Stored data
>>>

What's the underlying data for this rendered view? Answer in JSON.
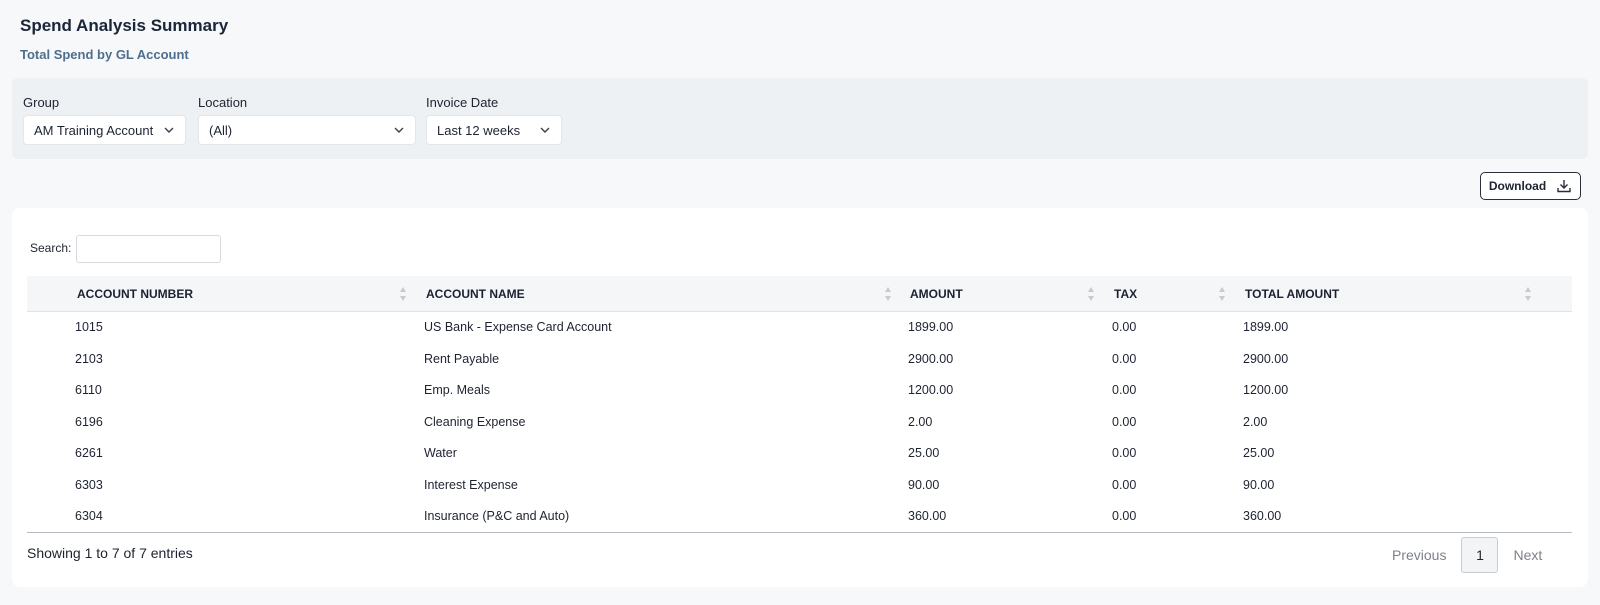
{
  "header": {
    "title": "Spend Analysis Summary",
    "subtitle": "Total Spend by GL Account"
  },
  "filters": {
    "group": {
      "label": "Group",
      "value": "AM Training Account"
    },
    "location": {
      "label": "Location",
      "value": "(All)"
    },
    "invoice_date": {
      "label": "Invoice Date",
      "value": "Last 12 weeks"
    }
  },
  "toolbar": {
    "download_label": "Download"
  },
  "table": {
    "search_label": "Search:",
    "search_value": "",
    "columns": [
      "ACCOUNT NUMBER",
      "ACCOUNT NAME",
      "AMOUNT",
      "TAX",
      "TOTAL AMOUNT"
    ],
    "rows": [
      [
        "1015",
        "US Bank - Expense Card Account",
        "1899.00",
        "0.00",
        "1899.00"
      ],
      [
        "2103",
        "Rent Payable",
        "2900.00",
        "0.00",
        "2900.00"
      ],
      [
        "6110",
        "Emp. Meals",
        "1200.00",
        "0.00",
        "1200.00"
      ],
      [
        "6196",
        "Cleaning Expense",
        "2.00",
        "0.00",
        "2.00"
      ],
      [
        "6261",
        "Water",
        "25.00",
        "0.00",
        "25.00"
      ],
      [
        "6303",
        "Interest Expense",
        "90.00",
        "0.00",
        "90.00"
      ],
      [
        "6304",
        "Insurance (P&C and Auto)",
        "360.00",
        "0.00",
        "360.00"
      ]
    ],
    "info": "Showing 1 to 7 of 7 entries"
  },
  "pagination": {
    "previous_label": "Previous",
    "current_page": "1",
    "next_label": "Next"
  },
  "icons": {
    "select": "chevron-down-icon",
    "sort": "sort-icon",
    "download": "download-icon"
  },
  "colors": {
    "subtitle": "#4f6e8e",
    "filter_panel_bg": "#edf1f4",
    "page_bg": "#f7f8fa"
  }
}
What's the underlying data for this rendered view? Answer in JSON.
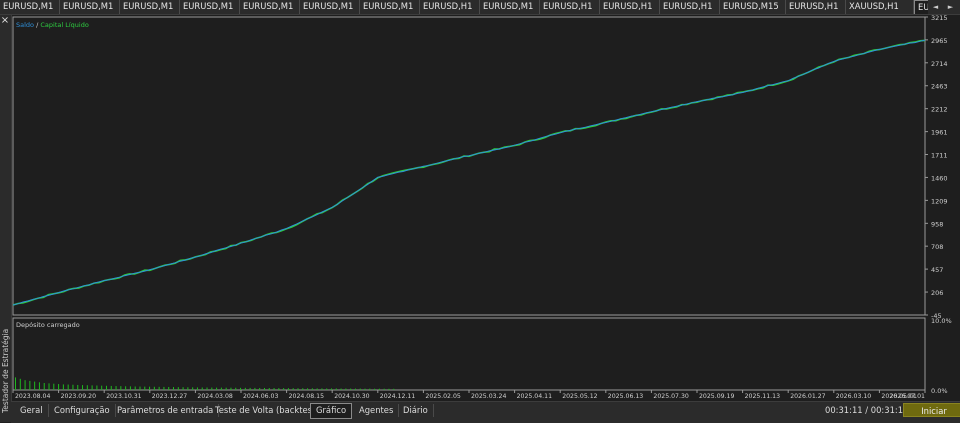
{
  "chart_tabs": [
    "EURUSD,M1",
    "EURUSD,M1",
    "EURUSD,M1",
    "EURUSD,M1",
    "EURUSD,M1",
    "EURUSD,M1",
    "EURUSD,M1",
    "EURUSD,H1",
    "EURUSD,M1",
    "EURUSD,H1",
    "EURUSD,H1",
    "EURUSD,H1",
    "EURUSD,M15",
    "EURUSD,H1",
    "XAUUSD,H1",
    "EUF"
  ],
  "active_chart_tab": 15,
  "nav": {
    "left": "◄",
    "right": "►"
  },
  "close_label": "×",
  "side_title": "Testador de Estratégia",
  "chart_data": [
    {
      "type": "line",
      "legend": [
        "Saldo",
        "Capital Líquido"
      ],
      "legend_sep": "/",
      "colors": {
        "balance": "#2f8fd8",
        "equity": "#2ecc40"
      },
      "y_ticks": [
        "3215",
        "2965",
        "2714",
        "2463",
        "2212",
        "1961",
        "1711",
        "1460",
        "1209",
        "958",
        "708",
        "457",
        "206",
        "-45"
      ],
      "ylim": [
        -45,
        3215
      ],
      "x_ticks": [
        "2023.08.04",
        "2023.09.20",
        "2023.10.31",
        "2023.12.27",
        "2024.03.08",
        "2024.06.03",
        "2024.08.15",
        "2024.10.30",
        "2024.12.11",
        "2025.02.05",
        "2025.03.24",
        "2025.04.11",
        "2025.05.12",
        "2025.06.13",
        "2025.07.30",
        "2025.09.19",
        "2025.11.13",
        "2026.01.27",
        "2026.03.10",
        "2026.05.01",
        "2026.07.01"
      ],
      "x": [
        0,
        1,
        2,
        3,
        4,
        5,
        6,
        7,
        8,
        9,
        10,
        11,
        12,
        13,
        14,
        15,
        16,
        17,
        18,
        19,
        20
      ],
      "values": [
        65,
        200,
        330,
        450,
        590,
        740,
        900,
        1130,
        1460,
        1580,
        1700,
        1810,
        1950,
        2060,
        2180,
        2290,
        2390,
        2520,
        2730,
        2860,
        2960
      ],
      "xlim": [
        0,
        20
      ]
    },
    {
      "type": "bar",
      "title": "Depósito carregado",
      "y_ticks": [
        "10.0%",
        "0.0%"
      ],
      "ylim": [
        0,
        10
      ],
      "color": "#1fb81f",
      "values": [
        1.8,
        1.6,
        1.4,
        1.3,
        1.2,
        1.1,
        1.0,
        0.95,
        0.9,
        0.85,
        0.8,
        0.78,
        0.75,
        0.72,
        0.7,
        0.68,
        0.66,
        0.64,
        0.62,
        0.6,
        0.58,
        0.56,
        0.55,
        0.53,
        0.52,
        0.5,
        0.49,
        0.48,
        0.47,
        0.46,
        0.45,
        0.44,
        0.43,
        0.42,
        0.41,
        0.4,
        0.39,
        0.38,
        0.37,
        0.36,
        0.36,
        0.35,
        0.34,
        0.34,
        0.33,
        0.33,
        0.32,
        0.31,
        0.31,
        0.3,
        0.3,
        0.29,
        0.29,
        0.28,
        0.28,
        0.27,
        0.27,
        0.26,
        0.26,
        0.25,
        0.25,
        0.24,
        0.24,
        0.23,
        0.23,
        0.22,
        0.22,
        0.22,
        0.21,
        0.21,
        0.2,
        0.2,
        0.2,
        0.19,
        0.19,
        0.18,
        0.18,
        0.18,
        0.17,
        0.17
      ]
    }
  ],
  "bottom_tabs": [
    "Geral",
    "Configuração",
    "Parâmetros de entrada",
    "Teste de Volta (backtest)",
    "Gráfico",
    "Agentes",
    "Diário"
  ],
  "active_bottom_tab": 4,
  "timer": "00:31:11 / 00:31:12",
  "start_label": "Iniciar"
}
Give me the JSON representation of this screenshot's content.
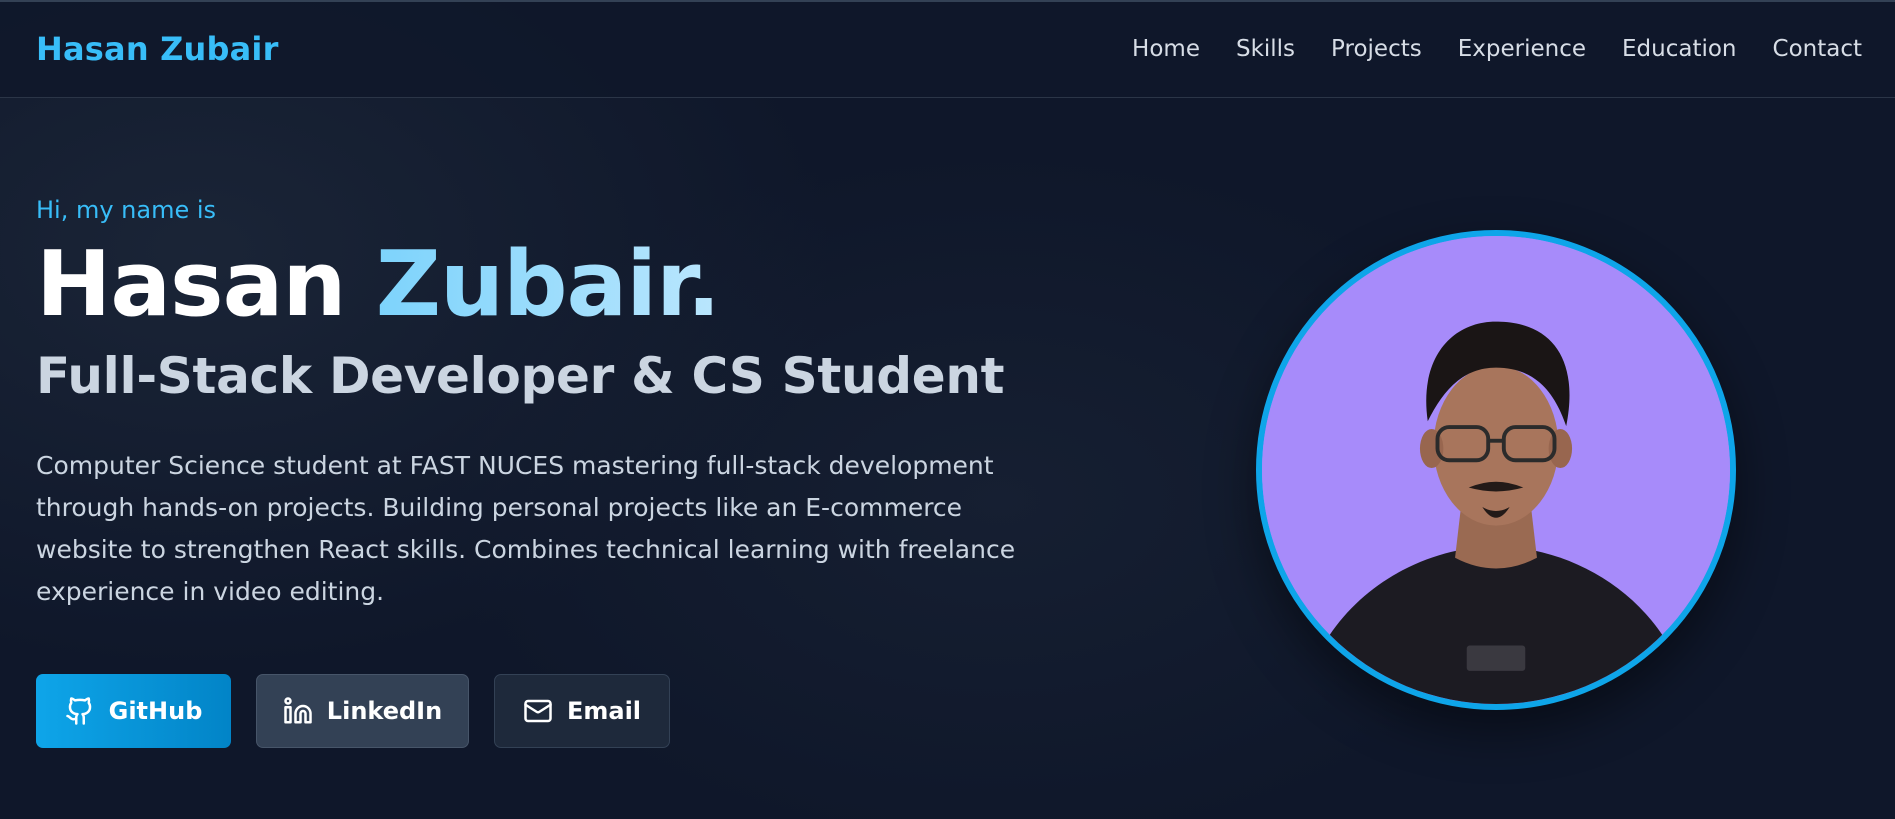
{
  "brand": {
    "name": "Hasan Zubair"
  },
  "nav": {
    "items": [
      "Home",
      "Skills",
      "Projects",
      "Experience",
      "Education",
      "Contact"
    ]
  },
  "hero": {
    "intro": "Hi, my name is",
    "first_name": "Hasan",
    "last_name": "Zubair.",
    "title": "Full-Stack Developer & CS Student",
    "bio": "Computer Science student at FAST NUCES mastering full-stack development through hands-on projects. Building personal projects like an E-commerce website to strengthen React skills. Combines technical learning with freelance experience in video editing."
  },
  "buttons": {
    "github": {
      "label": "GitHub",
      "icon": "github-icon"
    },
    "linkedin": {
      "label": "LinkedIn",
      "icon": "linkedin-icon"
    },
    "email": {
      "label": "Email",
      "icon": "mail-icon"
    }
  },
  "avatar": {
    "icon": "profile-photo"
  },
  "colors": {
    "background": "#0f172a",
    "accent": "#38bdf8",
    "avatar_ring": "#0ea5e9",
    "avatar_bg": "#a78bfa"
  }
}
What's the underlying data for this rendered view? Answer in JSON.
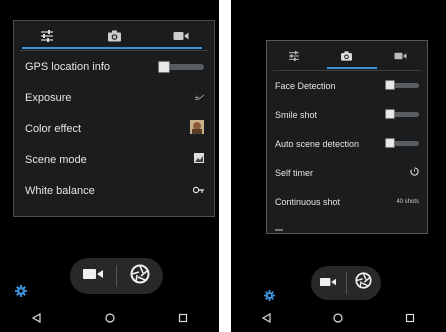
{
  "left_screen": {
    "tabs": [
      {
        "icon": "sliders-icon",
        "active": true
      },
      {
        "icon": "camera-icon",
        "active": false
      },
      {
        "icon": "video-camera-icon",
        "active": false
      }
    ],
    "settings": [
      {
        "label": "GPS location info",
        "control": "toggle",
        "state": "off"
      },
      {
        "label": "Exposure",
        "control": "exposure-icon"
      },
      {
        "label": "Color effect",
        "control": "color-effect-thumbnail-icon"
      },
      {
        "label": "Scene mode",
        "control": "scene-mode-icon"
      },
      {
        "label": "White balance",
        "control": "white-balance-icon"
      }
    ]
  },
  "right_screen": {
    "tabs": [
      {
        "icon": "sliders-icon",
        "active": false
      },
      {
        "icon": "camera-icon",
        "active": true
      },
      {
        "icon": "video-camera-icon",
        "active": false
      }
    ],
    "settings": [
      {
        "label": "Face Detection",
        "control": "toggle",
        "state": "off"
      },
      {
        "label": "Smile shot",
        "control": "toggle",
        "state": "off"
      },
      {
        "label": "Auto scene detection",
        "control": "toggle",
        "state": "off"
      },
      {
        "label": "Self timer",
        "control": "timer-icon"
      },
      {
        "label": "Continuous shot",
        "value": "40 shots"
      }
    ]
  },
  "colors": {
    "screen_bg": "#000000",
    "panel_bg": "#1a1c1e",
    "accent": "#3d8fd6",
    "text": "#e6e6e6"
  }
}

<<<

From the entries above, pull out each line that includes "effect".

Exercise output
        "label": "Color effect",
        "control": "color-effect-thumbnail-icon"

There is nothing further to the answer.